▶ _YOUR GOAL_:
Repeat, exactly and completely, the material that follows. Omit the pictures.

▶ _SOURCE RECORDS_:
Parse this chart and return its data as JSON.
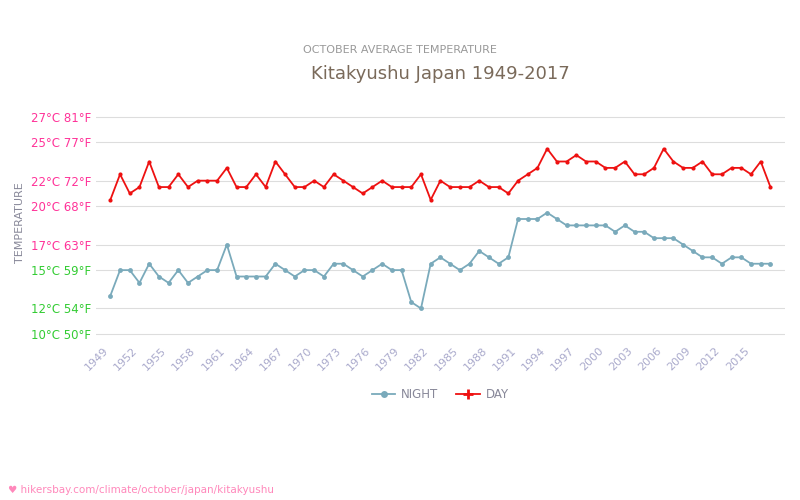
{
  "title": "Kitakyushu Japan 1949-2017",
  "subtitle": "OCTOBER AVERAGE TEMPERATURE",
  "xlabel_url": "♥ hikersbay.com/climate/october/japan/kitakyushu",
  "ylabel": "TEMPERATURE",
  "years": [
    1949,
    1950,
    1951,
    1952,
    1953,
    1954,
    1955,
    1956,
    1957,
    1958,
    1959,
    1960,
    1961,
    1962,
    1963,
    1964,
    1965,
    1966,
    1967,
    1968,
    1969,
    1970,
    1971,
    1972,
    1973,
    1974,
    1975,
    1976,
    1977,
    1978,
    1979,
    1980,
    1981,
    1982,
    1983,
    1984,
    1985,
    1986,
    1987,
    1988,
    1989,
    1990,
    1991,
    1992,
    1993,
    1994,
    1995,
    1996,
    1997,
    1998,
    1999,
    2000,
    2001,
    2002,
    2003,
    2004,
    2005,
    2006,
    2007,
    2008,
    2009,
    2010,
    2011,
    2012,
    2013,
    2014,
    2015,
    2016,
    2017
  ],
  "day_temps": [
    20.5,
    22.5,
    21.0,
    21.5,
    23.5,
    21.5,
    21.5,
    22.5,
    21.5,
    22.0,
    22.0,
    22.0,
    23.0,
    21.5,
    21.5,
    22.5,
    21.5,
    23.5,
    22.5,
    21.5,
    21.5,
    22.0,
    21.5,
    22.5,
    22.0,
    21.5,
    21.0,
    21.5,
    22.0,
    21.5,
    21.5,
    21.5,
    22.5,
    20.5,
    22.0,
    21.5,
    21.5,
    21.5,
    22.0,
    21.5,
    21.5,
    21.0,
    22.0,
    22.5,
    23.0,
    24.5,
    23.5,
    23.5,
    24.0,
    23.5,
    23.5,
    23.0,
    23.0,
    23.5,
    22.5,
    22.5,
    23.0,
    24.5,
    23.5,
    23.0,
    23.0,
    23.5,
    22.5,
    22.5,
    23.0,
    23.0,
    22.5,
    23.5,
    21.5
  ],
  "night_temps": [
    13.0,
    15.0,
    15.0,
    14.0,
    15.5,
    14.5,
    14.0,
    15.0,
    14.0,
    14.5,
    15.0,
    15.0,
    17.0,
    14.5,
    14.5,
    14.5,
    14.5,
    15.5,
    15.0,
    14.5,
    15.0,
    15.0,
    14.5,
    15.5,
    15.5,
    15.0,
    14.5,
    15.0,
    15.5,
    15.0,
    15.0,
    12.5,
    12.0,
    15.5,
    16.0,
    15.5,
    15.0,
    15.5,
    16.5,
    16.0,
    15.5,
    16.0,
    19.0,
    19.0,
    19.0,
    19.5,
    19.0,
    18.5,
    18.5,
    18.5,
    18.5,
    18.5,
    18.0,
    18.5,
    18.0,
    18.0,
    17.5,
    17.5,
    17.5,
    17.0,
    16.5,
    16.0,
    16.0,
    15.5,
    16.0,
    16.0,
    15.5,
    15.5,
    15.5
  ],
  "yticks_c": [
    10,
    12,
    15,
    17,
    20,
    22,
    25,
    27
  ],
  "yticks_label": [
    "10°C 50°F",
    "12°C 54°F",
    "15°C 59°F",
    "17°C 63°F",
    "20°C 68°F",
    "22°C 72°F",
    "25°C 77°F",
    "27°C 81°F"
  ],
  "ytick_colors": [
    "#33cc33",
    "#33cc33",
    "#33cc33",
    "#ff3399",
    "#ff3399",
    "#ff3399",
    "#ff3399",
    "#ff3399"
  ],
  "ylim": [
    9.5,
    28
  ],
  "xlim": [
    1947.5,
    2018.5
  ],
  "xtick_years": [
    1949,
    1952,
    1955,
    1958,
    1961,
    1964,
    1967,
    1970,
    1973,
    1976,
    1979,
    1982,
    1985,
    1988,
    1991,
    1994,
    1997,
    2000,
    2003,
    2006,
    2009,
    2012,
    2015
  ],
  "day_color": "#ee1111",
  "night_color": "#7aaabb",
  "title_color": "#7a6a5a",
  "subtitle_color": "#999999",
  "grid_color": "#dddddd",
  "bg_color": "#ffffff",
  "url_color": "#ff88bb",
  "axis_label_color": "#888899",
  "xtick_color": "#aaaacc"
}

▶ _SOLUTION TO THIS PROBLEM_:
Parse this chart and return its data as JSON.
{
  "title": "Kitakyushu Japan 1949-2017",
  "subtitle": "OCTOBER AVERAGE TEMPERATURE",
  "xlabel_url": "♥ hikersbay.com/climate/october/japan/kitakyushu",
  "ylabel": "TEMPERATURE",
  "years": [
    1949,
    1950,
    1951,
    1952,
    1953,
    1954,
    1955,
    1956,
    1957,
    1958,
    1959,
    1960,
    1961,
    1962,
    1963,
    1964,
    1965,
    1966,
    1967,
    1968,
    1969,
    1970,
    1971,
    1972,
    1973,
    1974,
    1975,
    1976,
    1977,
    1978,
    1979,
    1980,
    1981,
    1982,
    1983,
    1984,
    1985,
    1986,
    1987,
    1988,
    1989,
    1990,
    1991,
    1992,
    1993,
    1994,
    1995,
    1996,
    1997,
    1998,
    1999,
    2000,
    2001,
    2002,
    2003,
    2004,
    2005,
    2006,
    2007,
    2008,
    2009,
    2010,
    2011,
    2012,
    2013,
    2014,
    2015,
    2016,
    2017
  ],
  "day_temps": [
    20.5,
    22.5,
    21.0,
    21.5,
    23.5,
    21.5,
    21.5,
    22.5,
    21.5,
    22.0,
    22.0,
    22.0,
    23.0,
    21.5,
    21.5,
    22.5,
    21.5,
    23.5,
    22.5,
    21.5,
    21.5,
    22.0,
    21.5,
    22.5,
    22.0,
    21.5,
    21.0,
    21.5,
    22.0,
    21.5,
    21.5,
    21.5,
    22.5,
    20.5,
    22.0,
    21.5,
    21.5,
    21.5,
    22.0,
    21.5,
    21.5,
    21.0,
    22.0,
    22.5,
    23.0,
    24.5,
    23.5,
    23.5,
    24.0,
    23.5,
    23.5,
    23.0,
    23.0,
    23.5,
    22.5,
    22.5,
    23.0,
    24.5,
    23.5,
    23.0,
    23.0,
    23.5,
    22.5,
    22.5,
    23.0,
    23.0,
    22.5,
    23.5,
    21.5
  ],
  "night_temps": [
    13.0,
    15.0,
    15.0,
    14.0,
    15.5,
    14.5,
    14.0,
    15.0,
    14.0,
    14.5,
    15.0,
    15.0,
    17.0,
    14.5,
    14.5,
    14.5,
    14.5,
    15.5,
    15.0,
    14.5,
    15.0,
    15.0,
    14.5,
    15.5,
    15.5,
    15.0,
    14.5,
    15.0,
    15.5,
    15.0,
    15.0,
    12.5,
    12.0,
    15.5,
    16.0,
    15.5,
    15.0,
    15.5,
    16.5,
    16.0,
    15.5,
    16.0,
    19.0,
    19.0,
    19.0,
    19.5,
    19.0,
    18.5,
    18.5,
    18.5,
    18.5,
    18.5,
    18.0,
    18.5,
    18.0,
    18.0,
    17.5,
    17.5,
    17.5,
    17.0,
    16.5,
    16.0,
    16.0,
    15.5,
    16.0,
    16.0,
    15.5,
    15.5,
    15.5
  ],
  "yticks_c": [
    10,
    12,
    15,
    17,
    20,
    22,
    25,
    27
  ],
  "yticks_label": [
    "10°C 50°F",
    "12°C 54°F",
    "15°C 59°F",
    "17°C 63°F",
    "20°C 68°F",
    "22°C 72°F",
    "25°C 77°F",
    "27°C 81°F"
  ],
  "ytick_colors": [
    "#33cc33",
    "#33cc33",
    "#33cc33",
    "#ff3399",
    "#ff3399",
    "#ff3399",
    "#ff3399",
    "#ff3399"
  ],
  "ylim": [
    9.5,
    28
  ],
  "xlim": [
    1947.5,
    2018.5
  ],
  "xtick_years": [
    1949,
    1952,
    1955,
    1958,
    1961,
    1964,
    1967,
    1970,
    1973,
    1976,
    1979,
    1982,
    1985,
    1988,
    1991,
    1994,
    1997,
    2000,
    2003,
    2006,
    2009,
    2012,
    2015
  ],
  "day_color": "#ee1111",
  "night_color": "#7aaabb",
  "title_color": "#7a6a5a",
  "subtitle_color": "#999999",
  "grid_color": "#dddddd",
  "bg_color": "#ffffff",
  "url_color": "#ff88bb",
  "axis_label_color": "#888899",
  "xtick_color": "#aaaacc"
}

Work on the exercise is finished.